§ WHAT IS BEING ASKED: Tally how many lines hold the string "ylabel". Your reply should be that number alone.

-- Begin EXERCISE MATERIAL --

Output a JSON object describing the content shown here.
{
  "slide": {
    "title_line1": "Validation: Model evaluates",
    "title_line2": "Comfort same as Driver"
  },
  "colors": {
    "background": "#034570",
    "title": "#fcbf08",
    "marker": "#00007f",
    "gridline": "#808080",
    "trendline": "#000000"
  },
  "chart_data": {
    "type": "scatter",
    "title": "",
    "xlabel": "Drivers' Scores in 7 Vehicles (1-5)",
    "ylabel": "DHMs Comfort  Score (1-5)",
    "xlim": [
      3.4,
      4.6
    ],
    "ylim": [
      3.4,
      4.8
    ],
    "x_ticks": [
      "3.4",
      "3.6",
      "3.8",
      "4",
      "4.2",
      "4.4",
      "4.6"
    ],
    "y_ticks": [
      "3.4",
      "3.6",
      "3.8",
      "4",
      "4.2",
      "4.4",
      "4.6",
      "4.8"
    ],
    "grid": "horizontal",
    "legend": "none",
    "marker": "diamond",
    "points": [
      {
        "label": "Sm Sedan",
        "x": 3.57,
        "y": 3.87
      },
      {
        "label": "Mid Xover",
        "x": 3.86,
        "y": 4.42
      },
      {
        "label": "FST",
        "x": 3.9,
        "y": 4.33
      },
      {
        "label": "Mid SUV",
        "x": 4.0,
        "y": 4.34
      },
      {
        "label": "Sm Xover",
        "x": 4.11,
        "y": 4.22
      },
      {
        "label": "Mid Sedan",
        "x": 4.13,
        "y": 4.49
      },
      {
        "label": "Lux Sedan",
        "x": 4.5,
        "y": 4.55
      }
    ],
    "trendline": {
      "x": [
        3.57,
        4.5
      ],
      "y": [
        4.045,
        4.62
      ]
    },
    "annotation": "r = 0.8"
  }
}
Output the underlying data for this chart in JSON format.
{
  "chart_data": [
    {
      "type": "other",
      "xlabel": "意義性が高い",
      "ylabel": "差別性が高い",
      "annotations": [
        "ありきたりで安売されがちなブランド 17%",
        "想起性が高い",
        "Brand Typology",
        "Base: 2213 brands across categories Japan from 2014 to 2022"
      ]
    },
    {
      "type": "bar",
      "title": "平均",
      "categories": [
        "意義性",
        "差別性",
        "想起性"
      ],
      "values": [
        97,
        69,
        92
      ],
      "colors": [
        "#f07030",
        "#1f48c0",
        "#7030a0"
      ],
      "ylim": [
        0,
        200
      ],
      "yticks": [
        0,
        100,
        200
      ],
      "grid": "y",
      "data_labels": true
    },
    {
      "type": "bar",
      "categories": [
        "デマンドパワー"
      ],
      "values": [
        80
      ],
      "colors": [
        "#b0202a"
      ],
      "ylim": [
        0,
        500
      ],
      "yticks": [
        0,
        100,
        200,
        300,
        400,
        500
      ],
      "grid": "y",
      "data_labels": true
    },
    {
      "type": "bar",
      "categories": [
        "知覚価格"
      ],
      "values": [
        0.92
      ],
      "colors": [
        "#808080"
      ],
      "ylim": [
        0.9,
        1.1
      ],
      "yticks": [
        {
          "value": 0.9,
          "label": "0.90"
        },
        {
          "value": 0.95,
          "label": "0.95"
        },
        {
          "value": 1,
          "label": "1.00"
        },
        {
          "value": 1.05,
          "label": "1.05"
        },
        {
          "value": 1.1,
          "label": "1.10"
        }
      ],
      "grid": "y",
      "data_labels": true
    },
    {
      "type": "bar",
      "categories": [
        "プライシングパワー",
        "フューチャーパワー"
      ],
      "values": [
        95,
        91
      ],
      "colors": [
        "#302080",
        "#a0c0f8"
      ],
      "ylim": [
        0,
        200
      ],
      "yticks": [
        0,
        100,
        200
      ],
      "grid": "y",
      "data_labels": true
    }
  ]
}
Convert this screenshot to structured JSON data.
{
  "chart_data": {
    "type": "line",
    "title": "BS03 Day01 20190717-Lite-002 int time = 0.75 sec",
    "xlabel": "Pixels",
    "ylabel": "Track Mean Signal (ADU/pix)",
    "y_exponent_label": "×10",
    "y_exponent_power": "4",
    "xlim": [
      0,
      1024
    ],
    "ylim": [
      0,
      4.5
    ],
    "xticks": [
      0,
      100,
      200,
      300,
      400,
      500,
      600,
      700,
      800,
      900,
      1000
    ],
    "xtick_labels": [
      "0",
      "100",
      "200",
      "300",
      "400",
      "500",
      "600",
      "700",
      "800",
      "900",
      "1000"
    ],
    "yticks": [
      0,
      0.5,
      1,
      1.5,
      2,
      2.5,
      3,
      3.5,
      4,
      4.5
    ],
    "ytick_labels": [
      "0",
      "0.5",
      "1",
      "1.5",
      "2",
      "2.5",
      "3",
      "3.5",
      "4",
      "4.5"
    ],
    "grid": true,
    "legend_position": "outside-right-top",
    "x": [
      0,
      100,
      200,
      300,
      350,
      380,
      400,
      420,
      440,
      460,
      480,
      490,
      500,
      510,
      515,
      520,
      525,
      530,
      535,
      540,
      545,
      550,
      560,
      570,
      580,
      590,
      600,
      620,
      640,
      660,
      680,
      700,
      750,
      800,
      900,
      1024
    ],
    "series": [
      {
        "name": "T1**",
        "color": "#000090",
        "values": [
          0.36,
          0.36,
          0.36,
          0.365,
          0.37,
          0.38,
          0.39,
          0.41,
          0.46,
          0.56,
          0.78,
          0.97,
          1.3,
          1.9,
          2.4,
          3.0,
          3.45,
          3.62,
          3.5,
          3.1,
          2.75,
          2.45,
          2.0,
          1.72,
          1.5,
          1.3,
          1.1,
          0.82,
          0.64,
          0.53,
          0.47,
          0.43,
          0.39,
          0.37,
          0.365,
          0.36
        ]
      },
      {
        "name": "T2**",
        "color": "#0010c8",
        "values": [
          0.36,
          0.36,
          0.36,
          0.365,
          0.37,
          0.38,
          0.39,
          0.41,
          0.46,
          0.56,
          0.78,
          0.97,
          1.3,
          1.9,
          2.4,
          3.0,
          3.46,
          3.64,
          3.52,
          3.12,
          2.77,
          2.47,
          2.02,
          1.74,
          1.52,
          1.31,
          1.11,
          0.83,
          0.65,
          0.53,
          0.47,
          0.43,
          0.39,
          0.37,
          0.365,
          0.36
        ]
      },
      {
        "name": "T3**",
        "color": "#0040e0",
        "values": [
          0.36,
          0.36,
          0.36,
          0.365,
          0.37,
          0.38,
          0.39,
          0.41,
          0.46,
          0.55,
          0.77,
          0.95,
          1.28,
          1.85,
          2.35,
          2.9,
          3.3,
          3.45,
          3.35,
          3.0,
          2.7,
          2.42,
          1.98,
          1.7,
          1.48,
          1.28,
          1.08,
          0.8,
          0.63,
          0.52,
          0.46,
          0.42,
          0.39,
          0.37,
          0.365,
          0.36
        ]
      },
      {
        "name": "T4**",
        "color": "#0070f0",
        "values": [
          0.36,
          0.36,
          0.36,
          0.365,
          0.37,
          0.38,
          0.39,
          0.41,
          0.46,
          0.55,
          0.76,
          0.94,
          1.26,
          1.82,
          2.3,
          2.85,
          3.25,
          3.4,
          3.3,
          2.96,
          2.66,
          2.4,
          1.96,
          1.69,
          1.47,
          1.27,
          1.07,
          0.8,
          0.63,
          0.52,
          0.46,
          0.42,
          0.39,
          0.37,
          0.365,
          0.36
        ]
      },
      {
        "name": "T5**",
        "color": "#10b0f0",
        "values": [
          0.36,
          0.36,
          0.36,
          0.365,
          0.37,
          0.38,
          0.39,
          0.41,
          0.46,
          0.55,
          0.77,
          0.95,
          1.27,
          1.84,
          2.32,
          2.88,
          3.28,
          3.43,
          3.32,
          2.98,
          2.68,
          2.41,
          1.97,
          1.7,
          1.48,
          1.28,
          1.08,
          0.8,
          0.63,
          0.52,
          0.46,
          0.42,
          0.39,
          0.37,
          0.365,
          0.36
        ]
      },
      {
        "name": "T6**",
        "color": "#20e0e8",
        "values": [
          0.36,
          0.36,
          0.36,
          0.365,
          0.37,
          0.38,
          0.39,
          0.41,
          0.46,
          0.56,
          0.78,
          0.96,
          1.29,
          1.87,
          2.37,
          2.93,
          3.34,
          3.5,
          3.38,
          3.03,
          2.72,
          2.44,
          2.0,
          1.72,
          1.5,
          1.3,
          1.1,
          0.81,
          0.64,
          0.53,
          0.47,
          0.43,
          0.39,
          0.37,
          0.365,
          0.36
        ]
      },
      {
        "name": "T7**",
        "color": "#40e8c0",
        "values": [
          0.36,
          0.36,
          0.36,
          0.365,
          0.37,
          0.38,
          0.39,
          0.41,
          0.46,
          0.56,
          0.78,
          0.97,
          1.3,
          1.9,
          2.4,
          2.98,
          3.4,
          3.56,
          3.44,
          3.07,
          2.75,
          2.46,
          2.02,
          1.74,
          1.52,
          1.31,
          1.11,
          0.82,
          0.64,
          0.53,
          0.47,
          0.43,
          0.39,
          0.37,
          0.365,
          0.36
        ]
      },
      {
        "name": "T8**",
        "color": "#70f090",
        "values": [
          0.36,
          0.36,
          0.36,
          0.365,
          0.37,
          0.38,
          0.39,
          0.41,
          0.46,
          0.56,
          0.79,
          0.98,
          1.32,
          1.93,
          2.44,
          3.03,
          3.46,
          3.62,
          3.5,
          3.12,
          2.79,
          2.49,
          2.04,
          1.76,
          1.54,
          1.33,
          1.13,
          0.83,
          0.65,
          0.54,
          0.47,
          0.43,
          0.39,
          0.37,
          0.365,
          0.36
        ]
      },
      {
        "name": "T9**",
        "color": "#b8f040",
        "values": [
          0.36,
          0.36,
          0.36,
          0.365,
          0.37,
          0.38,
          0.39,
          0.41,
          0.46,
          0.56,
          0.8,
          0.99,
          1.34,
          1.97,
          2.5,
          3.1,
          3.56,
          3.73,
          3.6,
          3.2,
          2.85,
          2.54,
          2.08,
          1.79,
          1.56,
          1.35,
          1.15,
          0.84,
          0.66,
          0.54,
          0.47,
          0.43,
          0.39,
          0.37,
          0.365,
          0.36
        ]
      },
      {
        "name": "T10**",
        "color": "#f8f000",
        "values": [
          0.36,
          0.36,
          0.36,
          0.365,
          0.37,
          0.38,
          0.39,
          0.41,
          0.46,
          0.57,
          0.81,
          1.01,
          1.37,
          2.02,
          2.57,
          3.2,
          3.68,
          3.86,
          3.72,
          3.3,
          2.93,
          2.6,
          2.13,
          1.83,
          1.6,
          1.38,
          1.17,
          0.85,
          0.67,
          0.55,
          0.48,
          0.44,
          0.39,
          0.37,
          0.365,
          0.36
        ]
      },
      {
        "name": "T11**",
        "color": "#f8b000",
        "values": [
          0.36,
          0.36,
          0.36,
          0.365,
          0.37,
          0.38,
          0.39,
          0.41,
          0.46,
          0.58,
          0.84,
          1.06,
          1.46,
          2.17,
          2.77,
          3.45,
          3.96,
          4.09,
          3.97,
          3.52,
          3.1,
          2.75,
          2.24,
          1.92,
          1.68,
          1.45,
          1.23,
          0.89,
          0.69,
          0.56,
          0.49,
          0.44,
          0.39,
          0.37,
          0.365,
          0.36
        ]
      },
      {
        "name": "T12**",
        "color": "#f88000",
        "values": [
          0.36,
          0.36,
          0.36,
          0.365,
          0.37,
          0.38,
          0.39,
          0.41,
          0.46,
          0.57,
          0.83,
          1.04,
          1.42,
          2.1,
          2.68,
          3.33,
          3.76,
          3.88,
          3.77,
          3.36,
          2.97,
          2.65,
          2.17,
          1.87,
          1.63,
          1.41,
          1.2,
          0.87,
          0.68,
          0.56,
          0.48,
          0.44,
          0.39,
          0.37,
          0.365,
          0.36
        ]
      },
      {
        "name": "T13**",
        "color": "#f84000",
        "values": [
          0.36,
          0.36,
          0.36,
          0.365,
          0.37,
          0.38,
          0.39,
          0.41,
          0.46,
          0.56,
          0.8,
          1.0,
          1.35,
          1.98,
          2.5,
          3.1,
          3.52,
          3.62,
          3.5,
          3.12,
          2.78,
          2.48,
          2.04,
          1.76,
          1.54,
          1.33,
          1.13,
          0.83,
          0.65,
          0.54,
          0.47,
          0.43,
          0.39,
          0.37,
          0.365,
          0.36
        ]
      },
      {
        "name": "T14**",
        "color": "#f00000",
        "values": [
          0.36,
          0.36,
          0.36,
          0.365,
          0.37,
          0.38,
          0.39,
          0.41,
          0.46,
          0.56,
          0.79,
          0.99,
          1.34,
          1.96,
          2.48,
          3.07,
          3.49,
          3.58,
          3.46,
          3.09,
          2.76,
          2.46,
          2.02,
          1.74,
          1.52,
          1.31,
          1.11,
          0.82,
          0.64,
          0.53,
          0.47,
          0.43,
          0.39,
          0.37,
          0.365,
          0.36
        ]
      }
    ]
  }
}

-- End EXERCISE MATERIAL --

§ RESULT FOR THIS TASK: 3